--- Excerpted data ---
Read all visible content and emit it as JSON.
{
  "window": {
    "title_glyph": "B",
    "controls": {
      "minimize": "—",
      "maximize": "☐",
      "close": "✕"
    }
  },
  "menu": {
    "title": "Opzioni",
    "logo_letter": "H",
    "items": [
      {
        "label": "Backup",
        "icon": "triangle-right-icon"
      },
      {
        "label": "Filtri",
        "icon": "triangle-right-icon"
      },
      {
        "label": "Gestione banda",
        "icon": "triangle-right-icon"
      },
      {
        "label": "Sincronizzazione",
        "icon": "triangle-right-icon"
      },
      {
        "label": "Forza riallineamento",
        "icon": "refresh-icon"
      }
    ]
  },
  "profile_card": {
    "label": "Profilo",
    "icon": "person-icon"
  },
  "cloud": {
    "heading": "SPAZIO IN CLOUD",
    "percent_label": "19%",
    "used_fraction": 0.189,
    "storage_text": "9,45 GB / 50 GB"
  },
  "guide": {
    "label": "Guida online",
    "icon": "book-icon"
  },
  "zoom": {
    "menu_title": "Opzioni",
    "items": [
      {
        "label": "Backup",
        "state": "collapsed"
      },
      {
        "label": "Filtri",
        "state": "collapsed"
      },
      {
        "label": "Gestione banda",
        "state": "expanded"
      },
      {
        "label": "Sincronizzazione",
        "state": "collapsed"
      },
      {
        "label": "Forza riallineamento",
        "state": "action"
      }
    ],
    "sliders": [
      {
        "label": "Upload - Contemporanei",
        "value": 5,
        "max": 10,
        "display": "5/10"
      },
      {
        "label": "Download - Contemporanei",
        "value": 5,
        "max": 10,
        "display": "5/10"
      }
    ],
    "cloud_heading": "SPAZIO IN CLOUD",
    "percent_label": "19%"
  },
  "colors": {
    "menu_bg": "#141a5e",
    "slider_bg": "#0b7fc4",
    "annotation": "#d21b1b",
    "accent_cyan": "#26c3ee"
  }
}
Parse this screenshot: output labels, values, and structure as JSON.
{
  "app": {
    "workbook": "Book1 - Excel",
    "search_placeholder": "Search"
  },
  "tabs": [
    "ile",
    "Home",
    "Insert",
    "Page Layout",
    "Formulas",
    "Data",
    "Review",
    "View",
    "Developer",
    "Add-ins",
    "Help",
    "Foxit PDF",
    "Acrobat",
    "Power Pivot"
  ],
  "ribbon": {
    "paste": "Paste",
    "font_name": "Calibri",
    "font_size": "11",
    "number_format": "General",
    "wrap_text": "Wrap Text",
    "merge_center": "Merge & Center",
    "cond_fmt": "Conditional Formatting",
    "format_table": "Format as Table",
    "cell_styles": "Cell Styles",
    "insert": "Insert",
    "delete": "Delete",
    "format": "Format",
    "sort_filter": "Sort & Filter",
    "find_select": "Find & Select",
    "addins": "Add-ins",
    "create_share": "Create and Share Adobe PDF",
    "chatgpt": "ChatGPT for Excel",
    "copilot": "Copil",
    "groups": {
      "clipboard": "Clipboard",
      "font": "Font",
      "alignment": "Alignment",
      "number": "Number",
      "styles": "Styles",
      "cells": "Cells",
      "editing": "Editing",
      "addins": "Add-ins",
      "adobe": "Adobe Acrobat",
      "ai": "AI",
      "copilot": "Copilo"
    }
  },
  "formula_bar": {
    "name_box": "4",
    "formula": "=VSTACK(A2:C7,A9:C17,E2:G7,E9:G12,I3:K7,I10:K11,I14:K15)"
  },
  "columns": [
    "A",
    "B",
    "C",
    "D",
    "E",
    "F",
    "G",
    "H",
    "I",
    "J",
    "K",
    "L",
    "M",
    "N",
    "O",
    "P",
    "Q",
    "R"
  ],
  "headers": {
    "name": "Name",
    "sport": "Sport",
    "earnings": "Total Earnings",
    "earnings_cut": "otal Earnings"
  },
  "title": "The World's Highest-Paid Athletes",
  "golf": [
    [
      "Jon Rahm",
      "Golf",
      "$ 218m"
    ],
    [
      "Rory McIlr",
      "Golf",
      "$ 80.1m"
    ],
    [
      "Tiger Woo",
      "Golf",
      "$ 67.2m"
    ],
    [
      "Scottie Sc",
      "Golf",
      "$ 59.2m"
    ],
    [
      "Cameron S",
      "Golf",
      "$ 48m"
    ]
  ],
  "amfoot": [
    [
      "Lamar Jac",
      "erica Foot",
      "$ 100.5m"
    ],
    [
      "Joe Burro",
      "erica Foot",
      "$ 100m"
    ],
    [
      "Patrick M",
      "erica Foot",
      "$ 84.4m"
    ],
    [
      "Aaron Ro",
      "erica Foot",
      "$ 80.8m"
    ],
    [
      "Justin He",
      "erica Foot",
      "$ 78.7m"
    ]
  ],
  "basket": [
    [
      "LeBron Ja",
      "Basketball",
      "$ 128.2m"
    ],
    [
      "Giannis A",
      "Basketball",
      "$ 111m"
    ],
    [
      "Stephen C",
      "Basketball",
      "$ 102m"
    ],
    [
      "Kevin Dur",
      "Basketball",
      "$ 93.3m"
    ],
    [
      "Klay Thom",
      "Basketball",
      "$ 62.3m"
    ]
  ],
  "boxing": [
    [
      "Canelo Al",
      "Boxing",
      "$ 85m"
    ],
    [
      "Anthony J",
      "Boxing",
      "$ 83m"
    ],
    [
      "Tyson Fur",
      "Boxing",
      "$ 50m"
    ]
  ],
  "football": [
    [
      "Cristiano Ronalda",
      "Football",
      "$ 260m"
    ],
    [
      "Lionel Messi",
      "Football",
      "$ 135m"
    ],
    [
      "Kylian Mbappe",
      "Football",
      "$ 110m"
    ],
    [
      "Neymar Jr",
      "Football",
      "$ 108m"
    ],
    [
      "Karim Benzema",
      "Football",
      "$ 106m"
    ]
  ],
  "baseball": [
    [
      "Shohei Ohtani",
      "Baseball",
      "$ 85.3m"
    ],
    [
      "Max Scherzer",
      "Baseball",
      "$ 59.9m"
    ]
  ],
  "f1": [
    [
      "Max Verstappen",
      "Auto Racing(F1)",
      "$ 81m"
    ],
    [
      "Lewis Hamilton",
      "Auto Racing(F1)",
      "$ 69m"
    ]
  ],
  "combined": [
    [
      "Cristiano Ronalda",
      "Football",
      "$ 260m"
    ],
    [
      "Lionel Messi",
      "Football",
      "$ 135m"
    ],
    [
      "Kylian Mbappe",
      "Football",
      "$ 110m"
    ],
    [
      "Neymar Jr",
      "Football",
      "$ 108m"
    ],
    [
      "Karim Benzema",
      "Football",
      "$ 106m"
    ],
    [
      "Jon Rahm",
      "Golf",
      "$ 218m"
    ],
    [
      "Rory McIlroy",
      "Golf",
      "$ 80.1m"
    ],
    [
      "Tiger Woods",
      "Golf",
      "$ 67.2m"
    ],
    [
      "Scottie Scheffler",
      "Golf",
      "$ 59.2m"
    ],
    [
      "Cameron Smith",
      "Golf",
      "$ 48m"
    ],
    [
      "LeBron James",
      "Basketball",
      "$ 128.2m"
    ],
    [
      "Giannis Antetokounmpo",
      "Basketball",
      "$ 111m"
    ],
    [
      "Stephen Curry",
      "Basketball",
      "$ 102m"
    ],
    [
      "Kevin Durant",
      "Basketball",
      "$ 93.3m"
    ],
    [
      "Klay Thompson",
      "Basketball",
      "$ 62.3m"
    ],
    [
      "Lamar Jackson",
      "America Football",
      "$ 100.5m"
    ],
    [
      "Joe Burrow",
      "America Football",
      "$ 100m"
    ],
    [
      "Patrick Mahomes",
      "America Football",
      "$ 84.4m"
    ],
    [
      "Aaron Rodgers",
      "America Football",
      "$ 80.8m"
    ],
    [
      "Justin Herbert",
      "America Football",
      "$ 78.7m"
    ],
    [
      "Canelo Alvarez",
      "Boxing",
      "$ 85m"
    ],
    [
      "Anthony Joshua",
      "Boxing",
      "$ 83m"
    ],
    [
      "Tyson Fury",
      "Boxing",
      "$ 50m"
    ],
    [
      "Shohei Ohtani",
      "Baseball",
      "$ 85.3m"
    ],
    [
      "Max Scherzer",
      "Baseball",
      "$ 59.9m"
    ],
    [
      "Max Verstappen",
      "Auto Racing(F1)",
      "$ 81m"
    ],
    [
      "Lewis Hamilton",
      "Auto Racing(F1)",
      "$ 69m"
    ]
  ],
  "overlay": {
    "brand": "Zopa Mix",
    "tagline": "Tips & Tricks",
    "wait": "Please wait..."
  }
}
---
*Problem description*:
In the material above, show every line where the word "JSON" turns up.

*In response*:
Read all visible content and emit it as JSON.
Parse this screenshot: output labels, values, and structure as JSON.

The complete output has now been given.